→ Task objective: Look in the data below for the line that contains "What does this". Copy that line and the remaining lines exactly.

→ Records for this exercise:
────────────────────

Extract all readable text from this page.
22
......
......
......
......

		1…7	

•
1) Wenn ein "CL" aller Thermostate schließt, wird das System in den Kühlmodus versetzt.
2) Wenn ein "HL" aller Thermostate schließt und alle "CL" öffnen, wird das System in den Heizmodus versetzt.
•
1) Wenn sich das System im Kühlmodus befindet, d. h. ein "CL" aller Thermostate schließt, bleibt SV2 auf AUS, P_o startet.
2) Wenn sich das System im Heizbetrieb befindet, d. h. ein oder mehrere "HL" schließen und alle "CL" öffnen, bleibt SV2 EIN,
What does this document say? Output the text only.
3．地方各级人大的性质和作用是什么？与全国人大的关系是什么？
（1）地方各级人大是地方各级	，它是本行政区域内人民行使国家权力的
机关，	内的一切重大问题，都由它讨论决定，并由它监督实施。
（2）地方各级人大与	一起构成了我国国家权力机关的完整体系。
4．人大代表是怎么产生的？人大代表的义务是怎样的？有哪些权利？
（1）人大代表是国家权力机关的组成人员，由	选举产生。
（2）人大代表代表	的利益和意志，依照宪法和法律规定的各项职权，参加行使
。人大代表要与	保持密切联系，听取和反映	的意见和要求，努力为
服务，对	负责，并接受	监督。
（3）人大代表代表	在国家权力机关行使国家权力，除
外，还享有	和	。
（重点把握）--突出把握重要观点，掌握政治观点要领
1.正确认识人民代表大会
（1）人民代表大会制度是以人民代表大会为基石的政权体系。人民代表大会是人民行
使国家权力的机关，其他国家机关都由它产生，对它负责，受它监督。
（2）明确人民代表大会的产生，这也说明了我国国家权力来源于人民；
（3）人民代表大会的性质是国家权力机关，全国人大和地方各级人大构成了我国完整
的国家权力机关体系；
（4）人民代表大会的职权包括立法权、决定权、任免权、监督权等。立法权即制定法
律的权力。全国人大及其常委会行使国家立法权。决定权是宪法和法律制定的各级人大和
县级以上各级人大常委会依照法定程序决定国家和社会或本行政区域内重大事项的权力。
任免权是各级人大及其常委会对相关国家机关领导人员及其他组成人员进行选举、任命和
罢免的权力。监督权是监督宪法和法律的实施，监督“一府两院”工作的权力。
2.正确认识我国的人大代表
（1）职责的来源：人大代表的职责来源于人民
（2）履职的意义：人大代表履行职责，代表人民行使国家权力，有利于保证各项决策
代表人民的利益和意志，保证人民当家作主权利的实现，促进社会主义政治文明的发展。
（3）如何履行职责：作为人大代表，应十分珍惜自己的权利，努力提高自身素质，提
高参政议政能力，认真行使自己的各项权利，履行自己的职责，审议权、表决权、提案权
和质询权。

────────────────────

→ Answer in full:
What does this document say? Output the text only.
3．地方各级人大的性质和作用是什么？与全国人大的关系是什么？
（1）地方各级人大是地方各级	，它是本行政区域内人民行使国家权力的
机关，	内的一切重大问题，都由它讨论决定，并由它监督实施。
（2）地方各级人大与	一起构成了我国国家权力机关的完整体系。
4．人大代表是怎么产生的？人大代表的义务是怎样的？有哪些权利？
（1）人大代表是国家权力机关的组成人员，由	选举产生。
（2）人大代表代表	的利益和意志，依照宪法和法律规定的各项职权，参加行使
。人大代表要与	保持密切联系，听取和反映	的意见和要求，努力为
服务，对	负责，并接受	监督。
（3）人大代表代表	在国家权力机关行使国家权力，除
外，还享有	和	。
（重点把握）--突出把握重要观点，掌握政治观点要领
1.正确认识人民代表大会
（1）人民代表大会制度是以人民代表大会为基石的政权体系。人民代表大会是人民行
使国家权力的机关，其他国家机关都由它产生，对它负责，受它监督。
（2）明确人民代表大会的产生，这也说明了我国国家权力来源于人民；
（3）人民代表大会的性质是国家权力机关，全国人大和地方各级人大构成了我国完整
的国家权力机关体系；
（4）人民代表大会的职权包括立法权、决定权、任免权、监督权等。立法权即制定法
律的权力。全国人大及其常委会行使国家立法权。决定权是宪法和法律制定的各级人大和
县级以上各级人大常委会依照法定程序决定国家和社会或本行政区域内重大事项的权力。
任免权是各级人大及其常委会对相关国家机关领导人员及其他组成人员进行选举、任命和
罢免的权力。监督权是监督宪法和法律的实施，监督“一府两院”工作的权力。
2.正确认识我国的人大代表
（1）职责的来源：人大代表的职责来源于人民
（2）履职的意义：人大代表履行职责，代表人民行使国家权力，有利于保证各项决策
代表人民的利益和意志，保证人民当家作主权利的实现，促进社会主义政治文明的发展。
（3）如何履行职责：作为人大代表，应十分珍惜自己的权利，努力提高自身素质，提
高参政议政能力，认真行使自己的各项权利，履行自己的职责，审议权、表决权、提案权
和质询权。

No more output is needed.